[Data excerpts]
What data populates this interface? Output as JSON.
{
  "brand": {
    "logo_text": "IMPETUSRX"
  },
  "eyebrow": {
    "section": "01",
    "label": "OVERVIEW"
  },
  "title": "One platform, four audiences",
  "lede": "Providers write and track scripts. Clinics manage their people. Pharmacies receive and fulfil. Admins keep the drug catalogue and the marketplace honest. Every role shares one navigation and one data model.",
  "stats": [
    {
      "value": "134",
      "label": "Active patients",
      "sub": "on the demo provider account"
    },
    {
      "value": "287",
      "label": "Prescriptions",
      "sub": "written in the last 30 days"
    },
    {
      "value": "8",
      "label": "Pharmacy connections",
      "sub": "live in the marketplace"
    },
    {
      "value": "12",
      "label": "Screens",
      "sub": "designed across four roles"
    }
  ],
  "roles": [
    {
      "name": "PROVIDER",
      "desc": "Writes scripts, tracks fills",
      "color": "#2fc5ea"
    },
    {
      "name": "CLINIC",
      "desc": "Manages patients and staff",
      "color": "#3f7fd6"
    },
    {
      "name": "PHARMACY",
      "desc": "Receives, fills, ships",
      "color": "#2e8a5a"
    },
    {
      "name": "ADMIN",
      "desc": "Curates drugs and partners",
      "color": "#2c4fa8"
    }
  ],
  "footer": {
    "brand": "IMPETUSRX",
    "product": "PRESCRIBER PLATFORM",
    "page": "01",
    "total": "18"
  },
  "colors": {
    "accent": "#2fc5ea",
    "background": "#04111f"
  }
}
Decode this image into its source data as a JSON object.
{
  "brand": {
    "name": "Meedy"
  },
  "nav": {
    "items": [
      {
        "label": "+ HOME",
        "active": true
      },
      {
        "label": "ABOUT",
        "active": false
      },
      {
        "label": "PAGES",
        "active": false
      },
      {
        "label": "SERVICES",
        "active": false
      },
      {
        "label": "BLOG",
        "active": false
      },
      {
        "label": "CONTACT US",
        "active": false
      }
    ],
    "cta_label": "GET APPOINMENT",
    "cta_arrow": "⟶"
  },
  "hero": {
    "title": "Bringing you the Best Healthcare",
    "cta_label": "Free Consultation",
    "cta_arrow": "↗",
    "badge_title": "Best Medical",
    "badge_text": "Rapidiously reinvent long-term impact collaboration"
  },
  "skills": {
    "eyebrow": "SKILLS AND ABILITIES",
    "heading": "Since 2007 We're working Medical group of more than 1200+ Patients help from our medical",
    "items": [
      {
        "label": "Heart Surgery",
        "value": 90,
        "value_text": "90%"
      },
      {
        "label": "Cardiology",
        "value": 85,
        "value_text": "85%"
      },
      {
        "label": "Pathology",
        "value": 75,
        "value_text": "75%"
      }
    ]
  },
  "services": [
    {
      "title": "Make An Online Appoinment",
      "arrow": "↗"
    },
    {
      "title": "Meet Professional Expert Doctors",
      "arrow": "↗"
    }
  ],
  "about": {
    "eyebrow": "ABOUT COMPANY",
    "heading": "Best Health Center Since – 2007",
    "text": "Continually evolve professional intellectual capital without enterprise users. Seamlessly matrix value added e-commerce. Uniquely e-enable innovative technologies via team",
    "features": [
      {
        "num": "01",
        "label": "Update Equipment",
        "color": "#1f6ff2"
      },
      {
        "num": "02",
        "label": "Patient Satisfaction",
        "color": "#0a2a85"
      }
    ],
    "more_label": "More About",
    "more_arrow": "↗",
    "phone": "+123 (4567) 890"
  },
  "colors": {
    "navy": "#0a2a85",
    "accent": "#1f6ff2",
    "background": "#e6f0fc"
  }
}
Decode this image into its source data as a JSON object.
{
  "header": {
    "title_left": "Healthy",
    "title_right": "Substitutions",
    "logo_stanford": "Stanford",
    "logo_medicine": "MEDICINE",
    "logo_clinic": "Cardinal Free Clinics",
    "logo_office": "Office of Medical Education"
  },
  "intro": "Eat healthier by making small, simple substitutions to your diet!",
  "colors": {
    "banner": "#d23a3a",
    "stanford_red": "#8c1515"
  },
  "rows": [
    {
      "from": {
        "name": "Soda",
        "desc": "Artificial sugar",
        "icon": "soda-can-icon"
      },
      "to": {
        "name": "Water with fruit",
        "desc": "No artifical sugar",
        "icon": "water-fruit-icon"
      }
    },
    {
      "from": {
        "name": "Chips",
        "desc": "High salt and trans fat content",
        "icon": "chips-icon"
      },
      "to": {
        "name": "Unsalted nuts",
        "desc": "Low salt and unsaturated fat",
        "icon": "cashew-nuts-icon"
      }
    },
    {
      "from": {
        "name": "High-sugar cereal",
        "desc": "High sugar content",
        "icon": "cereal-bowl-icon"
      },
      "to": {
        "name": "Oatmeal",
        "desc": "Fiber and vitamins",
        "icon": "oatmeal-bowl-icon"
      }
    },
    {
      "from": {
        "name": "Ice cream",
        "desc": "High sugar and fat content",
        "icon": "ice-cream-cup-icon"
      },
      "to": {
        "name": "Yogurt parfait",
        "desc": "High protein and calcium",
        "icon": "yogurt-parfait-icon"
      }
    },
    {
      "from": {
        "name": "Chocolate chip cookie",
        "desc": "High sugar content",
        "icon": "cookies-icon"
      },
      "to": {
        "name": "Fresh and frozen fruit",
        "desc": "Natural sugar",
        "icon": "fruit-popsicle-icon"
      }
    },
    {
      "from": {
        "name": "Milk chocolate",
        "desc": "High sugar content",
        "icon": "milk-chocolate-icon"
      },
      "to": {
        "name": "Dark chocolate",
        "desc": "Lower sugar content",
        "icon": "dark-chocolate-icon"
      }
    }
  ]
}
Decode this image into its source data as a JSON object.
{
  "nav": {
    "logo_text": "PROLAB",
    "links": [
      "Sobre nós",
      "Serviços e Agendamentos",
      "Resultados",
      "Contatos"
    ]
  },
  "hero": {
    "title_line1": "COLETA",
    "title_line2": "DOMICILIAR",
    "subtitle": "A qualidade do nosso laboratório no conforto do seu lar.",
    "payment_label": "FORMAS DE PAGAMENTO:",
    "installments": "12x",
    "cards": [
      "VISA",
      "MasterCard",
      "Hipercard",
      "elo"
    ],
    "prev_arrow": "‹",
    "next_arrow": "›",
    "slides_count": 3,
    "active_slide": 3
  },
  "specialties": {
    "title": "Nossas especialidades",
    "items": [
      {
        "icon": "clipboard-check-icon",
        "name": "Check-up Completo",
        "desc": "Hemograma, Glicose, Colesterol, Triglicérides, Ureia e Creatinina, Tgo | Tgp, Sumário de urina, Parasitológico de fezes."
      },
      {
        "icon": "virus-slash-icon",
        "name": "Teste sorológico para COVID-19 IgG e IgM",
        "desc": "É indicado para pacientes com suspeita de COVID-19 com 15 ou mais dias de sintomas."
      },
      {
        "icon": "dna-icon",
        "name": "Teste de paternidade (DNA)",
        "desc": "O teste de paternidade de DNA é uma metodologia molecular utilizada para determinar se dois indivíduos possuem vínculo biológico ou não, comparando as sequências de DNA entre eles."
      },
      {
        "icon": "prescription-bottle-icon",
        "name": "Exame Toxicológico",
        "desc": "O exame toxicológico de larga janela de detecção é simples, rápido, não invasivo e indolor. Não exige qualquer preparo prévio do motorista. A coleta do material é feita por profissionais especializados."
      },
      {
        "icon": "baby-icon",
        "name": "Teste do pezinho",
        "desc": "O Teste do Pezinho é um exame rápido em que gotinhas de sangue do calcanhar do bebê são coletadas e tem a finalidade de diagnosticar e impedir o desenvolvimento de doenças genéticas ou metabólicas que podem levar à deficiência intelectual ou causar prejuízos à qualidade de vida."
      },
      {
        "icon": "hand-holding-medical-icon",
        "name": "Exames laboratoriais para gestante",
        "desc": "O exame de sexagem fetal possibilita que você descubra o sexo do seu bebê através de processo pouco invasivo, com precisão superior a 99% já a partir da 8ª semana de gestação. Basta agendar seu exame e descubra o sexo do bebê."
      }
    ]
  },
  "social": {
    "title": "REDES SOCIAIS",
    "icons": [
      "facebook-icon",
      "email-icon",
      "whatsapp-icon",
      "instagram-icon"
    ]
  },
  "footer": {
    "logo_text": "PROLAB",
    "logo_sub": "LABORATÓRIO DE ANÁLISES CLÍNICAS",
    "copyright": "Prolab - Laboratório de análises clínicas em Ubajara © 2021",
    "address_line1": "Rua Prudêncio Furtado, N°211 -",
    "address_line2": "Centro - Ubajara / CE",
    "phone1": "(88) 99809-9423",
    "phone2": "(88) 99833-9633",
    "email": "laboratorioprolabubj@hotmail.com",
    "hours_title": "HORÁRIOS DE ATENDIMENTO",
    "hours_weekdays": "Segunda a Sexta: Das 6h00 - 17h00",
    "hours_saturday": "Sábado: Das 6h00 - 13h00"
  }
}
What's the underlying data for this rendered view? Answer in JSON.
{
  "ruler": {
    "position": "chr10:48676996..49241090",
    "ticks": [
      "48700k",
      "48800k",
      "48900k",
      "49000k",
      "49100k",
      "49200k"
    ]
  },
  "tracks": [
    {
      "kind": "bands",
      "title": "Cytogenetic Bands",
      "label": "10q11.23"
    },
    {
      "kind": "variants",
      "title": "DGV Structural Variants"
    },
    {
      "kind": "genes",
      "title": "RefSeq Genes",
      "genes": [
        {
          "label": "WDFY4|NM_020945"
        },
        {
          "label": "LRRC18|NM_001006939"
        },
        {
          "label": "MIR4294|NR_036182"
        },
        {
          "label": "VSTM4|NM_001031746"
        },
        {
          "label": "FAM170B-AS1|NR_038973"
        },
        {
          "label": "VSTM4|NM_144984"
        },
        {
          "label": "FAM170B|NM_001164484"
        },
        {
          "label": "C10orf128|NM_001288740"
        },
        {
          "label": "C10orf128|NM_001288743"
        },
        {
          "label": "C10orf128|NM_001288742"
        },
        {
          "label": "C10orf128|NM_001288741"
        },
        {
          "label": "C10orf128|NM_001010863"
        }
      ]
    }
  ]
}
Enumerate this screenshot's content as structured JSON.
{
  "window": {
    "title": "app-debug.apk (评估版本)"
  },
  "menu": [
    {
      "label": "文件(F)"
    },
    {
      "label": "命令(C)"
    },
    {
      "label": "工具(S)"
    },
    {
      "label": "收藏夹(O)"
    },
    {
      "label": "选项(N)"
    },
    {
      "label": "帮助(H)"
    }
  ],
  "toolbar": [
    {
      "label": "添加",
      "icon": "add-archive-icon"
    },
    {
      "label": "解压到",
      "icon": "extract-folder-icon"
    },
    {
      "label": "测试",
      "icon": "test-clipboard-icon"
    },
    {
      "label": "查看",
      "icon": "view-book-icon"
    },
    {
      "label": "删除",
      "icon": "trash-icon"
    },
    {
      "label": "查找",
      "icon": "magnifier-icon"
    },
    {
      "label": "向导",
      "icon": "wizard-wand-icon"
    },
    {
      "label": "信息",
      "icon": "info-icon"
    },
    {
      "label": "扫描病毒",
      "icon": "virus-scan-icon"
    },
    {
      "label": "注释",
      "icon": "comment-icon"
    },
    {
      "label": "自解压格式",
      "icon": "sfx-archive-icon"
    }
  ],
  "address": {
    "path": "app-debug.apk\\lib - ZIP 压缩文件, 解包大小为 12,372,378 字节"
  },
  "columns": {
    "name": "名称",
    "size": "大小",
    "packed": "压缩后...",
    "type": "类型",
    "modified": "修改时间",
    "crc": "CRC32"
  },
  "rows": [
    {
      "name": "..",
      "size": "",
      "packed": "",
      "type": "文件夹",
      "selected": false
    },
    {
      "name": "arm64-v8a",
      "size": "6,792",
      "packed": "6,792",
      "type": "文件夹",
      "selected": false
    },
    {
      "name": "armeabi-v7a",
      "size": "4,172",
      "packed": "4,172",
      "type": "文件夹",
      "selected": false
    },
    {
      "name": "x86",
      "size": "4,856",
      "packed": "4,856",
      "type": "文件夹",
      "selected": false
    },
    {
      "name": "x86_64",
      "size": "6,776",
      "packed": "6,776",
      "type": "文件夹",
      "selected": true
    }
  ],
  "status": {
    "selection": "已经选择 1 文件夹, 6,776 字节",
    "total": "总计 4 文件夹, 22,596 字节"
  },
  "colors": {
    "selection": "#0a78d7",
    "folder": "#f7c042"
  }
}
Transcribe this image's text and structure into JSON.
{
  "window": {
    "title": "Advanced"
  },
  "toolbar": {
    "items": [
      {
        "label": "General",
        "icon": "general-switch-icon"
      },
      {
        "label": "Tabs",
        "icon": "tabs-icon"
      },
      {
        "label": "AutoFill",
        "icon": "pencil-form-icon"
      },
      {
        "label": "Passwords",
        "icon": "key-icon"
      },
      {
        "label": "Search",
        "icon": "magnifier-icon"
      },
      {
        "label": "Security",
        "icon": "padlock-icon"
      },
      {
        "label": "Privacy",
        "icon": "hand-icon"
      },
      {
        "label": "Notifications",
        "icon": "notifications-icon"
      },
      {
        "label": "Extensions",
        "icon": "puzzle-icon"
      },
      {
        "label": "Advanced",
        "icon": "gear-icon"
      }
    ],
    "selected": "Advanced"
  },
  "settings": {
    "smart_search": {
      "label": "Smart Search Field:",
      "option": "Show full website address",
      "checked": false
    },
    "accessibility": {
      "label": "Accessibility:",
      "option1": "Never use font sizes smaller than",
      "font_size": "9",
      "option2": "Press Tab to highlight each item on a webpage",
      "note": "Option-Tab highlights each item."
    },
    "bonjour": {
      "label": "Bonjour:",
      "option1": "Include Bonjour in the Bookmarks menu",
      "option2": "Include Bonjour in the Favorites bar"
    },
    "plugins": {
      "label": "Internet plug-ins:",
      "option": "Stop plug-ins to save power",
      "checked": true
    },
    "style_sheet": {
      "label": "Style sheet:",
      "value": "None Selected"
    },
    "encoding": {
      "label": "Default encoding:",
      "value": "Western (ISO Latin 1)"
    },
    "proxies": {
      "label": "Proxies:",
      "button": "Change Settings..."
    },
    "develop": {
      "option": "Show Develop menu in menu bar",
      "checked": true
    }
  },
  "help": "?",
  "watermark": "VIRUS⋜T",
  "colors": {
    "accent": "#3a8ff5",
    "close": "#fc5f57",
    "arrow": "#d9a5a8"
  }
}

• _ABOUT THIS TASK_
Across all the records, find the lines containing the word "tracks" and reproduce each one.

• _SOLVED PROBLEM_
      "desc": "Writes scripts, tracks fills",
  "tracks": [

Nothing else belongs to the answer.